▸ Exercise inputs:
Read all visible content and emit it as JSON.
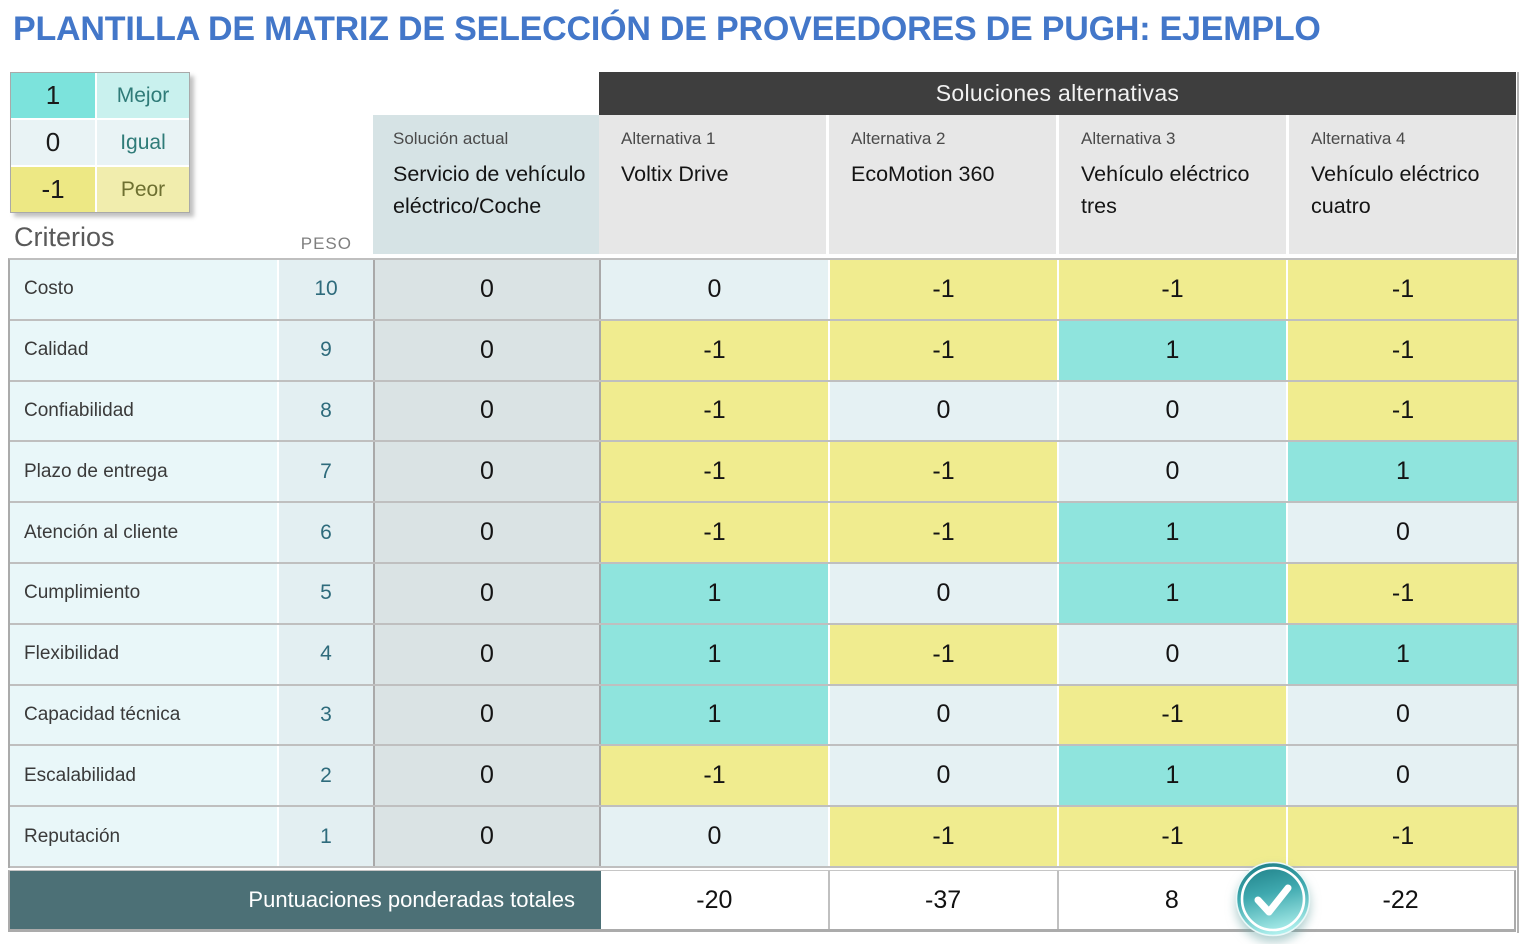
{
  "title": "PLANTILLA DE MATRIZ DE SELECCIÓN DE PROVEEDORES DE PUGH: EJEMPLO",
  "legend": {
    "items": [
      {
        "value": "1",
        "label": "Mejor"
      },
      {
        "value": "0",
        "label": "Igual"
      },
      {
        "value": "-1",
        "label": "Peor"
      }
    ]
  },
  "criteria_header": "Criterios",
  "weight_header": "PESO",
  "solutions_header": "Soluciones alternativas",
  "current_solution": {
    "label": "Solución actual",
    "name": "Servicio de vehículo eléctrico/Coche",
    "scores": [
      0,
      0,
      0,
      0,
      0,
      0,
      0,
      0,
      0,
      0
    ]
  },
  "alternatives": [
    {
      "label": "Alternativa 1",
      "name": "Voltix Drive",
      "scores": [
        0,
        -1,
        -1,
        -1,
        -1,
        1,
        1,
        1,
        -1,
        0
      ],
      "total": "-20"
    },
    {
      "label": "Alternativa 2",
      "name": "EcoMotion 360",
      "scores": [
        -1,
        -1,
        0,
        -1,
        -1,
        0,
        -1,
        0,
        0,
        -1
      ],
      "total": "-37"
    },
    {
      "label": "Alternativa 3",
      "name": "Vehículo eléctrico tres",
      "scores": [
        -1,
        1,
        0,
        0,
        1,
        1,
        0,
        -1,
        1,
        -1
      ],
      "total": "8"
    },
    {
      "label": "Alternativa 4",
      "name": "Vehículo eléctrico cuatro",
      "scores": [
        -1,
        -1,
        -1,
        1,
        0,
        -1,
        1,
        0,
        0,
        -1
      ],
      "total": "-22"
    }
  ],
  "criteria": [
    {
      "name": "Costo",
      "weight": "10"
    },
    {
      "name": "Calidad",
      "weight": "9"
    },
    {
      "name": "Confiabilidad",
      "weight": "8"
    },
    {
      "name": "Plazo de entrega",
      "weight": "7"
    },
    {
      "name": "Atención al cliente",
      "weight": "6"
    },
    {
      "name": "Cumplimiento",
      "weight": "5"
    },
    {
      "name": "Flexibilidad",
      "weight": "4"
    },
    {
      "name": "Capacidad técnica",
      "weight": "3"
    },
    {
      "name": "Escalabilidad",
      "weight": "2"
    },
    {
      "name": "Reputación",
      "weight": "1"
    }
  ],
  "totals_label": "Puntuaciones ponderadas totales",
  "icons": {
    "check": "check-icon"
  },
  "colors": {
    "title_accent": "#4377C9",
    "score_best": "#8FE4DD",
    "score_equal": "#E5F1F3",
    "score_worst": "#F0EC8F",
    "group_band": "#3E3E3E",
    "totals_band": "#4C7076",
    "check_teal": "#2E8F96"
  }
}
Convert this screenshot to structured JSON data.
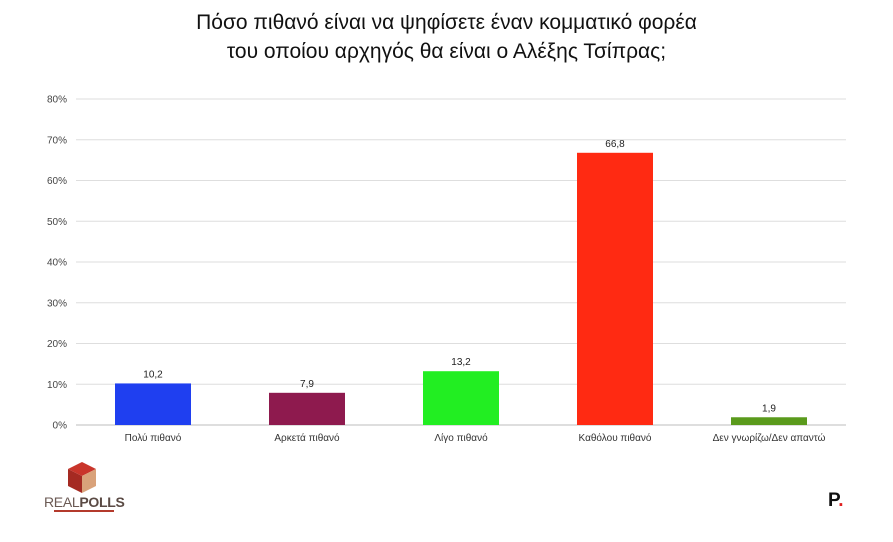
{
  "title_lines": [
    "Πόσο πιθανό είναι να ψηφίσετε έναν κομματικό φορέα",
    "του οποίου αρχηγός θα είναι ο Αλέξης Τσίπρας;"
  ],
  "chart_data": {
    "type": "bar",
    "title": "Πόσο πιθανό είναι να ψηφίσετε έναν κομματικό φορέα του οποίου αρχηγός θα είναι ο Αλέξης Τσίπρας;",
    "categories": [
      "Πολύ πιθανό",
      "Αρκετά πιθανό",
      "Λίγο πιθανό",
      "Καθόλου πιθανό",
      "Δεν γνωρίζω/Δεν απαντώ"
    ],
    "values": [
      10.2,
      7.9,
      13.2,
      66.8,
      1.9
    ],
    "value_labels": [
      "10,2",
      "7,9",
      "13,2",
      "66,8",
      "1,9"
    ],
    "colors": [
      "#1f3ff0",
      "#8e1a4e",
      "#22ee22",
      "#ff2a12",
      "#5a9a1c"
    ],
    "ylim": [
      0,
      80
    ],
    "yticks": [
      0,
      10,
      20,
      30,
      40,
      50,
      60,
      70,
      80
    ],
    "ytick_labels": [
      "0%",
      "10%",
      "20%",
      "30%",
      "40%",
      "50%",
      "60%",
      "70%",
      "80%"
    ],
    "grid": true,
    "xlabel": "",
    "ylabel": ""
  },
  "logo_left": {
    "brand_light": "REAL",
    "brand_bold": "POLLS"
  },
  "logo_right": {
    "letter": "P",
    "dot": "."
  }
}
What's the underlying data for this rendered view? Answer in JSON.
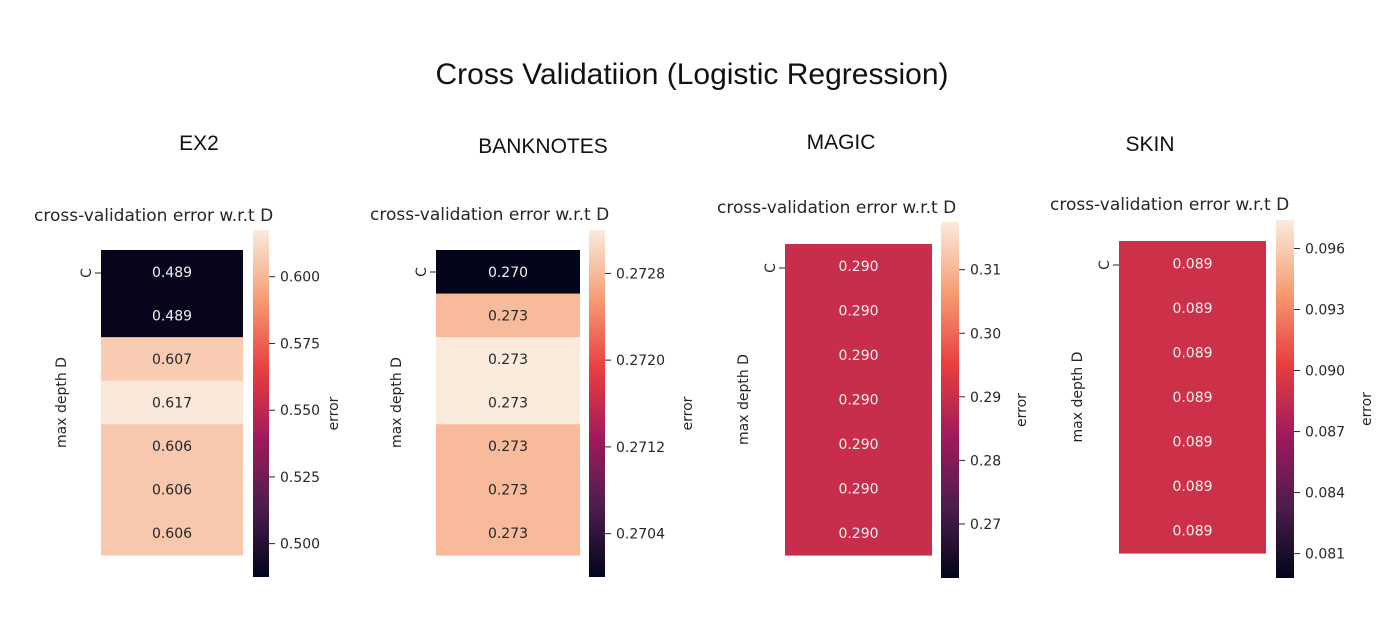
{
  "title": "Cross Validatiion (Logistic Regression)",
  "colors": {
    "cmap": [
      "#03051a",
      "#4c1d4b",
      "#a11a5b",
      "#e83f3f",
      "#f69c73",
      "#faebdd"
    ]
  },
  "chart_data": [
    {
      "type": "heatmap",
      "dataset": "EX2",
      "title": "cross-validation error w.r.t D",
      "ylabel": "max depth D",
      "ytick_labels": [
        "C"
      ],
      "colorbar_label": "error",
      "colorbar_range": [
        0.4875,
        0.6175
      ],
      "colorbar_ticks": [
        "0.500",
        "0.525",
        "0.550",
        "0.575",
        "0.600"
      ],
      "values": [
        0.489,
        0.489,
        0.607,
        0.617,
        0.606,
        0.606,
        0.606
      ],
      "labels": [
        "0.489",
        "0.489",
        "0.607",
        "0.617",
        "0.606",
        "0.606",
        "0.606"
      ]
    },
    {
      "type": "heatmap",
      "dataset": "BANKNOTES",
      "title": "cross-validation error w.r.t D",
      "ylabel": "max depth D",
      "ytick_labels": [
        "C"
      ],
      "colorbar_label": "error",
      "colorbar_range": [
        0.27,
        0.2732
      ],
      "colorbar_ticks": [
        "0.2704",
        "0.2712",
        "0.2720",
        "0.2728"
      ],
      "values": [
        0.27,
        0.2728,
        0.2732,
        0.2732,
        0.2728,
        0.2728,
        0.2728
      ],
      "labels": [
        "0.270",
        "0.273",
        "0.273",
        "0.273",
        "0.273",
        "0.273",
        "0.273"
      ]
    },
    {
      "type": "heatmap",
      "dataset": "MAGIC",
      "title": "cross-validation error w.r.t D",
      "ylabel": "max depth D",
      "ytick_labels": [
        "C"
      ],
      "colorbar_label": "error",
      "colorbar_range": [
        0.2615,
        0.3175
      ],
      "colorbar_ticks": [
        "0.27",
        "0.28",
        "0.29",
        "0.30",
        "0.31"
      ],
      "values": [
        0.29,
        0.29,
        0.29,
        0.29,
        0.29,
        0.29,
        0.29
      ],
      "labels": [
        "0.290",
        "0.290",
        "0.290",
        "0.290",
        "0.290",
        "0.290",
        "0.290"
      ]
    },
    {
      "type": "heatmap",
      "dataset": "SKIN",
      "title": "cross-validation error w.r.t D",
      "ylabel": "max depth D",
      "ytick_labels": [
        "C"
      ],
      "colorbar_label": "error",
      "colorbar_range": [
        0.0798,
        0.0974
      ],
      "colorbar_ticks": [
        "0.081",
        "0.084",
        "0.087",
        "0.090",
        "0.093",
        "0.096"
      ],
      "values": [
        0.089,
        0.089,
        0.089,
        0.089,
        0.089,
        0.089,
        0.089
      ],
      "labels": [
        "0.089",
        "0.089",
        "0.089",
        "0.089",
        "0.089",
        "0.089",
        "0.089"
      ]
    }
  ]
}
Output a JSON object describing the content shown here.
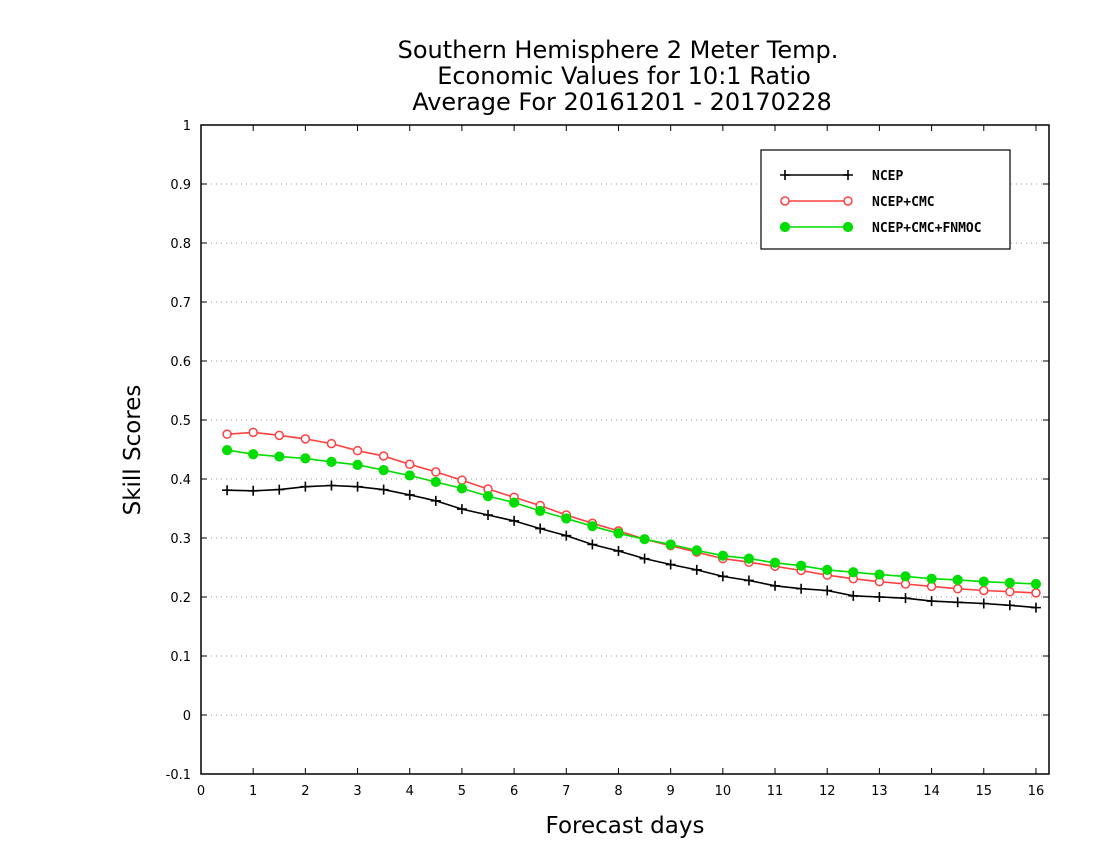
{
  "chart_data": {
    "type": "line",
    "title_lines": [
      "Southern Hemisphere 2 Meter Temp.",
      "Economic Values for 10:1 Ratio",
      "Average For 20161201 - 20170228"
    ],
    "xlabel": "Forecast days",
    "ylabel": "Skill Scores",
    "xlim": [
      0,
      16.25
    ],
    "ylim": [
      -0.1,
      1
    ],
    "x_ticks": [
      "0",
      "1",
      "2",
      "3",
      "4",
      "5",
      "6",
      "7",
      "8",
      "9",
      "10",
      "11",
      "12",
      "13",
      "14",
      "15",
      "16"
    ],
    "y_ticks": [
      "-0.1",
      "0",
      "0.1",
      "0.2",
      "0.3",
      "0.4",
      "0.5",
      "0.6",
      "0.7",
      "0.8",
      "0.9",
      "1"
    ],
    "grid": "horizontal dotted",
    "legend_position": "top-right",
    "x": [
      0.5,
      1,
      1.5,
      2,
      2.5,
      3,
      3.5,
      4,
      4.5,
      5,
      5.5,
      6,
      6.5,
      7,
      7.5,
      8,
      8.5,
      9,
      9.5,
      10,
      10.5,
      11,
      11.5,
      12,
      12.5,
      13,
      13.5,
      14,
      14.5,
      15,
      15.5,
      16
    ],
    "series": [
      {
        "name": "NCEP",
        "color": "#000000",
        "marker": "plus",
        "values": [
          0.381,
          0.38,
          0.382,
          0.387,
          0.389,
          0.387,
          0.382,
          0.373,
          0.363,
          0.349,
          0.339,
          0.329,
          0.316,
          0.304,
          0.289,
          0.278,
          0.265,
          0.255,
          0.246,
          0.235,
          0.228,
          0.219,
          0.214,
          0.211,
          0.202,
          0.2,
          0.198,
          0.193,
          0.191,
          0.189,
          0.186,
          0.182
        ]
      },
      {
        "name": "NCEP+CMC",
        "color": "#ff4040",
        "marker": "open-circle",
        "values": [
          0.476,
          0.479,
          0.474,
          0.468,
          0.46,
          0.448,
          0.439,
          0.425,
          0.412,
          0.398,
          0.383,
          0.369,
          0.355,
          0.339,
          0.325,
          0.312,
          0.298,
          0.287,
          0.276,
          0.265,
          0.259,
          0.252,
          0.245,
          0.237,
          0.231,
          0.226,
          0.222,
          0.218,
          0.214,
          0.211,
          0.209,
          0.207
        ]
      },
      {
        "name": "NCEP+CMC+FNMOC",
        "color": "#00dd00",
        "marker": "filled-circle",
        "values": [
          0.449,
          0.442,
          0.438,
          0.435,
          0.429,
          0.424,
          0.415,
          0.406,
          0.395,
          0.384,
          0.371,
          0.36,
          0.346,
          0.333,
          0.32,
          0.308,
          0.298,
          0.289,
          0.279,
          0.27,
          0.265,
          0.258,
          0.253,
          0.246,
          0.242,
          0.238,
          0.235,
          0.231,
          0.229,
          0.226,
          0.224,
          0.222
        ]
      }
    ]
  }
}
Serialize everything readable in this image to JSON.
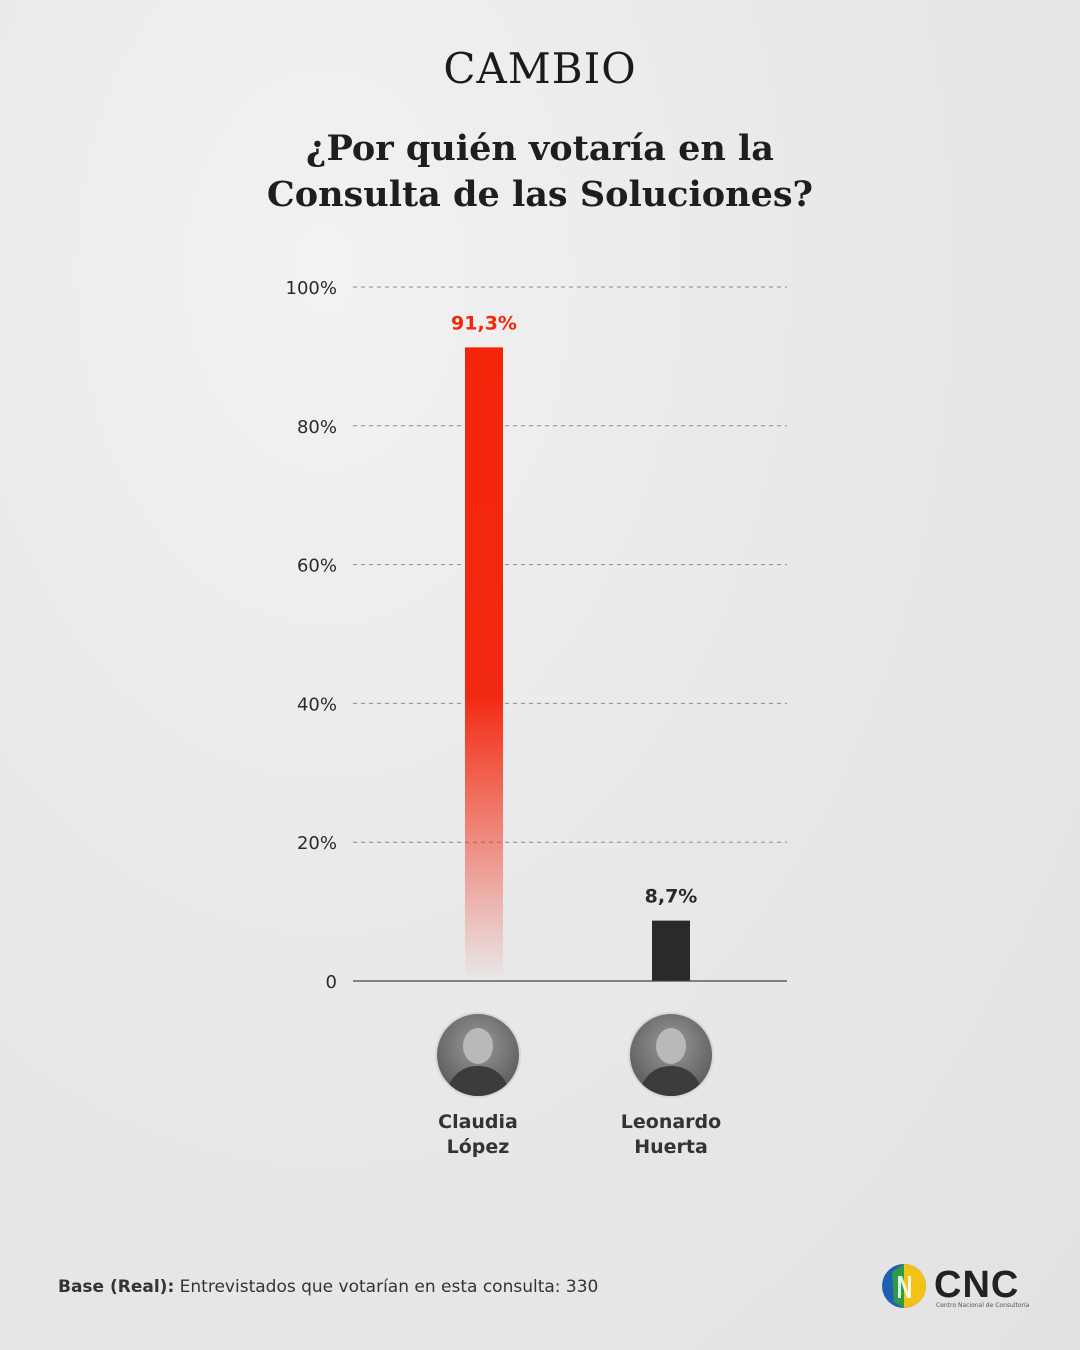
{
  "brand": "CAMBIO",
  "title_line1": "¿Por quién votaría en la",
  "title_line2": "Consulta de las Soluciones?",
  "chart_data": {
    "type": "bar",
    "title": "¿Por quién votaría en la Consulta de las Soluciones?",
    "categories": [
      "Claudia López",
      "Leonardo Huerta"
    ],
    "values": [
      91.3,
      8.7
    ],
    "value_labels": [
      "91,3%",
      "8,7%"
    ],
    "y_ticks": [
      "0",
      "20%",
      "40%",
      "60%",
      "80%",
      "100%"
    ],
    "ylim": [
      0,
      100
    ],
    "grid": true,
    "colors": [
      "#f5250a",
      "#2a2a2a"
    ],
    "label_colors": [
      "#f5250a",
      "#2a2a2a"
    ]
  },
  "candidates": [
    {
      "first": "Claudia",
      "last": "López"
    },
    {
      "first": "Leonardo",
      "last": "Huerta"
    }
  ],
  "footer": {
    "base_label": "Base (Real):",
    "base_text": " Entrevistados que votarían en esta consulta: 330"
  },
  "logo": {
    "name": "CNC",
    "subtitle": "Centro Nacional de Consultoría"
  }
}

▸ What to produce:
From the entries above, copy every line containing the word "έναν".

▸ Output of the task:
    "Πόσο πιθανό είναι να ψηφίσετε έναν κομματικό φορέα",
    "title": "Πόσο πιθανό είναι να ψηφίσετε έναν κομματικό φορέα του οποίου αρχηγός θα είναι ο Αλέξης Τσίπρας;",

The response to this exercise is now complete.